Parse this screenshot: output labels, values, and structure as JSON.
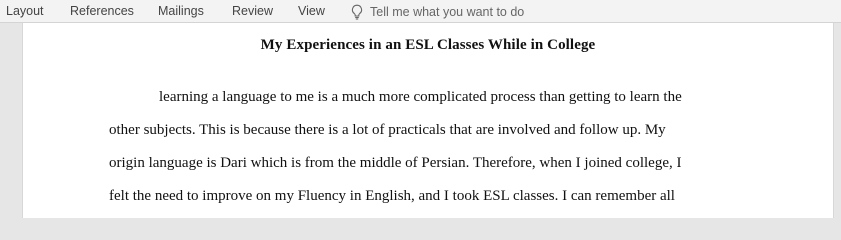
{
  "ribbon": {
    "tabs": [
      "Layout",
      "References",
      "Mailings",
      "Review",
      "View"
    ],
    "tell_me": "Tell me what you want to do",
    "tell_me_icon": "lightbulb-icon"
  },
  "document": {
    "title": "My Experiences in an ESL Classes While in College",
    "lines": [
      "learning a language to me is a much more complicated process than getting to learn the",
      "other subjects. This is because there is a lot of practicals that are involved and follow up. My",
      "origin language is Dari which is from the middle of Persian. Therefore, when I joined college, I",
      "felt the need to improve on my Fluency in English, and I took ESL classes. I can remember all"
    ]
  }
}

========================================================================

Nothing in the entries should change as you copy them, except that the pictures are left out.

Response to this task -
Parse this screenshot: output labels, values, and structure as JSON.
{
  "ribbon": {
    "tabs": [
      "Layout",
      "References",
      "Mailings",
      "Review",
      "View"
    ],
    "tell_me": "Tell me what you want to do",
    "tell_me_icon": "lightbulb-icon"
  },
  "document": {
    "title": "My Experiences in an ESL Classes While in College",
    "lines": [
      "learning a language to me is a much more complicated process than getting to learn the",
      "other subjects. This is because there is a lot of practicals that are involved and follow up. My",
      "origin language is Dari which is from the middle of Persian. Therefore, when I joined college, I",
      "felt the need to improve on my Fluency in English, and I took ESL classes. I can remember all"
    ]
  }
}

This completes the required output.